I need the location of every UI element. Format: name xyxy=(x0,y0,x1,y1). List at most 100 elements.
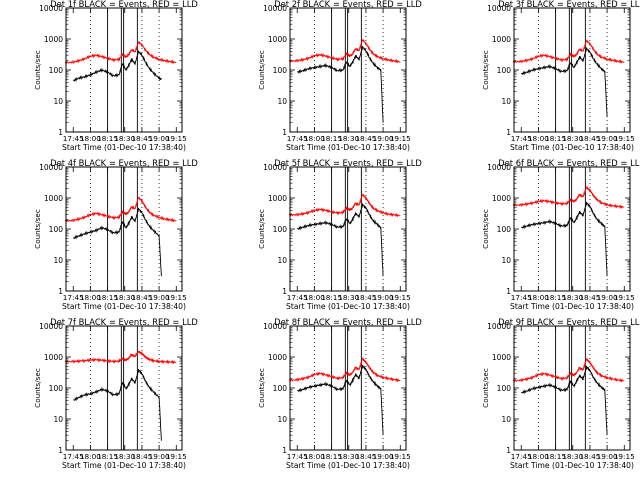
x-tick-label: 18:30 xyxy=(562,134,583,143)
x-tick-label: 19:00 xyxy=(597,293,618,302)
lld-series-line xyxy=(64,196,177,224)
panel-title: Det 2f BLACK = Events, RED = LLD xyxy=(274,0,422,9)
y-tick-label: 100 xyxy=(497,66,512,75)
x-tick-label: 18:00 xyxy=(304,134,325,143)
panel-title: Det 7f BLACK = Events, RED = LLD xyxy=(50,317,198,327)
x-tick-label: 18:15 xyxy=(97,452,118,461)
y-tick-label: 1 xyxy=(506,287,511,296)
lld-series-line xyxy=(64,41,177,65)
y-axis-label: Counts/sec xyxy=(481,50,490,90)
x-tick-label: 18:00 xyxy=(304,293,325,302)
y-axis-label: Counts/sec xyxy=(257,209,266,249)
x-axis-label: Start Time (01-Dec-10 17:38:40) xyxy=(510,143,634,152)
x-tick-label: 18:15 xyxy=(97,134,118,143)
x-tick-label: 18:45 xyxy=(579,452,600,461)
x-axis-label: Start Time (01-Dec-10 17:38:40) xyxy=(286,302,410,311)
y-tick-label: 100 xyxy=(497,384,512,393)
x-tick-label: 18:00 xyxy=(304,452,325,461)
x-tick-label: 18:30 xyxy=(562,452,583,461)
events-series-line xyxy=(520,47,608,118)
y-tick-label: 100 xyxy=(49,225,64,234)
x-tick-label: 18:45 xyxy=(131,293,152,302)
x-axis-label: Start Time (01-Dec-10 17:38:40) xyxy=(510,302,634,311)
x-tick-label: 18:30 xyxy=(338,134,359,143)
panel-title: Det 9f BLACK = Events, RED = LLD xyxy=(498,317,640,327)
panel-title: Det 5f BLACK = Events, RED = LLD xyxy=(274,158,422,168)
y-tick-label: 1 xyxy=(506,446,511,455)
y-axis-label: Counts/sec xyxy=(33,209,42,249)
x-tick-label: 18:00 xyxy=(80,293,101,302)
events-series-line xyxy=(72,207,162,277)
y-tick-label: 1 xyxy=(58,287,63,296)
x-tick-label: 17:45 xyxy=(63,293,84,302)
x-tick-label: 19:15 xyxy=(614,134,635,143)
x-tick-label: 18:00 xyxy=(80,134,101,143)
y-tick-label: 1 xyxy=(282,128,287,137)
events-series-line xyxy=(73,369,162,441)
y-tick-label: 10000 xyxy=(39,4,63,13)
y-axis-label: Counts/sec xyxy=(257,50,266,90)
y-tick-label: 100 xyxy=(49,384,64,393)
x-axis-label: Start Time (01-Dec-10 17:38:40) xyxy=(286,461,410,470)
events-series-line xyxy=(521,365,608,436)
events-series-line xyxy=(297,203,384,277)
x-axis-label: Start Time (01-Dec-10 17:38:40) xyxy=(62,143,186,152)
x-axis-label: Start Time (01-Dec-10 17:38:40) xyxy=(62,302,186,311)
y-tick-label: 1000 xyxy=(492,353,511,362)
x-tick-label: 17:45 xyxy=(287,452,308,461)
y-tick-label: 100 xyxy=(273,225,288,234)
events-series-line xyxy=(521,201,608,277)
x-tick-label: 18:45 xyxy=(131,452,152,461)
detector-panel: Det 4f BLACK = Events, RED = LLD 1 10 100 10… xyxy=(33,158,198,311)
events-series-line xyxy=(296,46,384,123)
x-tick-label: 18:15 xyxy=(545,134,566,143)
y-tick-label: 10 xyxy=(277,256,287,265)
x-tick-label: 19:15 xyxy=(390,134,411,143)
events-series-line xyxy=(297,364,384,436)
lld-series-line xyxy=(288,193,401,218)
x-tick-label: 18:45 xyxy=(131,134,152,143)
panel-title: Det 3f BLACK = Events, RED = LLD xyxy=(498,0,640,9)
x-tick-label: 18:30 xyxy=(338,452,359,461)
y-tick-label: 1000 xyxy=(44,353,63,362)
x-tick-label: 18:00 xyxy=(528,293,549,302)
y-tick-label: 10000 xyxy=(487,4,511,13)
y-tick-label: 10 xyxy=(501,415,511,424)
y-axis-label: Counts/sec xyxy=(33,368,42,408)
detector-panel: Det 9f BLACK = Events, RED = LLD 1 10 100 10… xyxy=(481,317,640,470)
y-tick-label: 10 xyxy=(501,256,511,265)
x-tick-label: 19:00 xyxy=(597,452,618,461)
x-tick-label: 17:45 xyxy=(63,452,84,461)
x-tick-label: 19:15 xyxy=(614,452,635,461)
detector-panel: Det 6f BLACK = Events, RED = LLD 1 10 100 10… xyxy=(481,158,640,311)
x-tick-label: 17:45 xyxy=(287,134,308,143)
x-tick-label: 17:45 xyxy=(63,134,84,143)
y-tick-label: 10000 xyxy=(263,163,287,172)
detector-panel: Det 2f BLACK = Events, RED = LLD 1 10 100 10… xyxy=(257,0,422,152)
x-tick-label: 19:15 xyxy=(390,452,411,461)
y-tick-label: 10 xyxy=(53,256,63,265)
x-tick-label: 18:15 xyxy=(321,452,342,461)
x-tick-label: 18:30 xyxy=(114,134,135,143)
lld-series-line xyxy=(512,185,625,210)
y-tick-label: 1 xyxy=(282,287,287,296)
x-axis-label: Start Time (01-Dec-10 17:38:40) xyxy=(510,461,634,470)
y-tick-label: 100 xyxy=(497,225,512,234)
y-tick-label: 100 xyxy=(273,384,288,393)
y-tick-label: 10 xyxy=(501,97,511,106)
detector-panel: Det 1f BLACK = Events, RED = LLD 1 10 100 10… xyxy=(33,0,198,152)
y-tick-label: 1000 xyxy=(268,353,287,362)
lld-series-line xyxy=(288,38,401,64)
detector-panel: Det 7f BLACK = Events, RED = LLD 1 10 100 10… xyxy=(33,317,198,470)
y-tick-label: 10000 xyxy=(39,163,63,172)
x-tick-label: 18:15 xyxy=(545,452,566,461)
x-tick-label: 19:00 xyxy=(149,134,170,143)
x-tick-label: 18:00 xyxy=(528,452,549,461)
x-axis-label: Start Time (01-Dec-10 17:38:40) xyxy=(62,461,186,470)
x-tick-label: 18:15 xyxy=(545,293,566,302)
y-tick-label: 1000 xyxy=(492,35,511,44)
lld-series-line xyxy=(512,39,625,65)
y-tick-label: 1 xyxy=(282,446,287,455)
lld-series-line xyxy=(64,350,177,365)
x-tick-label: 18:45 xyxy=(355,452,376,461)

Directions for this task → Can you give the data above again with every "Counts/sec" swapped for "Counts per second" and nothing else changed? Leave the pictures out.

Exercise response →
I need the location of every UI element. Format: name xyxy=(x0,y0,x1,y1). List at most 100 elements.
x-tick-label: 18:30 xyxy=(562,134,583,143)
x-tick-label: 19:00 xyxy=(597,293,618,302)
lld-series-line xyxy=(64,196,177,224)
panel-title: Det 2f BLACK = Events, RED = LLD xyxy=(274,0,422,9)
y-tick-label: 100 xyxy=(497,66,512,75)
x-tick-label: 18:00 xyxy=(304,134,325,143)
panel-title: Det 7f BLACK = Events, RED = LLD xyxy=(50,317,198,327)
x-tick-label: 18:15 xyxy=(97,452,118,461)
y-tick-label: 1 xyxy=(506,287,511,296)
lld-series-line xyxy=(64,41,177,65)
y-axis-label: Counts per second xyxy=(481,50,490,90)
x-tick-label: 18:00 xyxy=(304,293,325,302)
y-axis-label: Counts per second xyxy=(257,209,266,249)
x-axis-label: Start Time (01-Dec-10 17:38:40) xyxy=(510,143,634,152)
x-tick-label: 18:15 xyxy=(97,134,118,143)
x-tick-label: 18:45 xyxy=(579,452,600,461)
x-axis-label: Start Time (01-Dec-10 17:38:40) xyxy=(286,302,410,311)
y-tick-label: 100 xyxy=(497,384,512,393)
x-tick-label: 18:00 xyxy=(304,452,325,461)
x-tick-label: 18:30 xyxy=(562,452,583,461)
events-series-line xyxy=(520,47,608,118)
y-tick-label: 100 xyxy=(49,225,64,234)
x-tick-label: 18:45 xyxy=(131,293,152,302)
x-axis-label: Start Time (01-Dec-10 17:38:40) xyxy=(510,302,634,311)
x-tick-label: 18:30 xyxy=(338,134,359,143)
panel-title: Det 9f BLACK = Events, RED = LLD xyxy=(498,317,640,327)
panel-title: Det 5f BLACK = Events, RED = LLD xyxy=(274,158,422,168)
y-tick-label: 1 xyxy=(506,446,511,455)
y-axis-label: Counts per second xyxy=(33,209,42,249)
x-tick-label: 18:00 xyxy=(80,293,101,302)
events-series-line xyxy=(72,207,162,277)
y-tick-label: 1 xyxy=(58,287,63,296)
x-tick-label: 17:45 xyxy=(63,293,84,302)
x-tick-label: 19:15 xyxy=(614,134,635,143)
x-tick-label: 18:00 xyxy=(80,134,101,143)
y-tick-label: 1 xyxy=(282,128,287,137)
events-series-line xyxy=(73,369,162,441)
y-tick-label: 10000 xyxy=(39,4,63,13)
y-axis-label: Counts per second xyxy=(257,50,266,90)
y-tick-label: 100 xyxy=(49,384,64,393)
x-axis-label: Start Time (01-Dec-10 17:38:40) xyxy=(286,461,410,470)
events-series-line xyxy=(521,365,608,436)
events-series-line xyxy=(297,203,384,277)
x-axis-label: Start Time (01-Dec-10 17:38:40) xyxy=(62,143,186,152)
x-axis-label: Start Time (01-Dec-10 17:38:40) xyxy=(62,302,186,311)
y-tick-label: 1000 xyxy=(492,353,511,362)
x-tick-label: 17:45 xyxy=(287,452,308,461)
y-tick-label: 100 xyxy=(273,225,288,234)
events-series-line xyxy=(521,201,608,277)
x-tick-label: 18:45 xyxy=(131,452,152,461)
detector-panel: Det 4f BLACK = Events, RED = LLD 1 10 100 10… xyxy=(33,158,198,311)
events-series-line xyxy=(296,46,384,123)
x-tick-label: 18:15 xyxy=(545,134,566,143)
y-tick-label: 10 xyxy=(277,256,287,265)
x-tick-label: 19:15 xyxy=(390,134,411,143)
events-series-line xyxy=(297,364,384,436)
lld-series-line xyxy=(288,193,401,218)
x-tick-label: 18:45 xyxy=(131,134,152,143)
panel-title: Det 3f BLACK = Events, RED = LLD xyxy=(498,0,640,9)
x-tick-label: 18:30 xyxy=(338,452,359,461)
y-tick-label: 1000 xyxy=(44,353,63,362)
x-tick-label: 18:00 xyxy=(528,293,549,302)
y-tick-label: 10000 xyxy=(487,4,511,13)
y-tick-label: 10 xyxy=(501,415,511,424)
y-axis-label: Counts per second xyxy=(33,368,42,408)
detector-panel: Det 9f BLACK = Events, RED = LLD 1 10 100 10… xyxy=(481,317,640,470)
y-tick-label: 10 xyxy=(501,256,511,265)
x-tick-label: 19:00 xyxy=(597,452,618,461)
x-tick-label: 17:45 xyxy=(63,452,84,461)
x-tick-label: 19:15 xyxy=(614,452,635,461)
detector-panel: Det 6f BLACK = Events, RED = LLD 1 10 100 10… xyxy=(481,158,640,311)
x-tick-label: 17:45 xyxy=(287,134,308,143)
x-tick-label: 17:45 xyxy=(63,134,84,143)
y-tick-label: 10000 xyxy=(263,163,287,172)
detector-panel: Det 2f BLACK = Events, RED = LLD 1 10 100 10… xyxy=(257,0,422,152)
x-tick-label: 19:15 xyxy=(390,452,411,461)
y-tick-label: 10 xyxy=(53,256,63,265)
x-tick-label: 18:15 xyxy=(321,452,342,461)
x-tick-label: 18:30 xyxy=(114,134,135,143)
lld-series-line xyxy=(512,185,625,210)
y-tick-label: 1 xyxy=(282,287,287,296)
x-axis-label: Start Time (01-Dec-10 17:38:40) xyxy=(510,461,634,470)
y-tick-label: 100 xyxy=(497,225,512,234)
y-tick-label: 100 xyxy=(273,384,288,393)
y-tick-label: 10 xyxy=(501,97,511,106)
detector-panel: Det 1f BLACK = Events, RED = LLD 1 10 100 10… xyxy=(33,0,198,152)
y-tick-label: 1000 xyxy=(268,353,287,362)
lld-series-line xyxy=(288,38,401,64)
detector-panel: Det 7f BLACK = Events, RED = LLD 1 10 100 10… xyxy=(33,317,198,470)
y-tick-label: 10000 xyxy=(39,163,63,172)
x-tick-label: 18:15 xyxy=(545,452,566,461)
x-tick-label: 19:00 xyxy=(149,134,170,143)
x-tick-label: 18:00 xyxy=(528,452,549,461)
x-axis-label: Start Time (01-Dec-10 17:38:40) xyxy=(62,461,186,470)
x-tick-label: 18:15 xyxy=(545,293,566,302)
y-tick-label: 1000 xyxy=(492,35,511,44)
lld-series-line xyxy=(512,39,625,65)
y-tick-label: 1 xyxy=(282,446,287,455)
lld-series-line xyxy=(64,350,177,365)
x-tick-label: 18:45 xyxy=(355,452,376,461)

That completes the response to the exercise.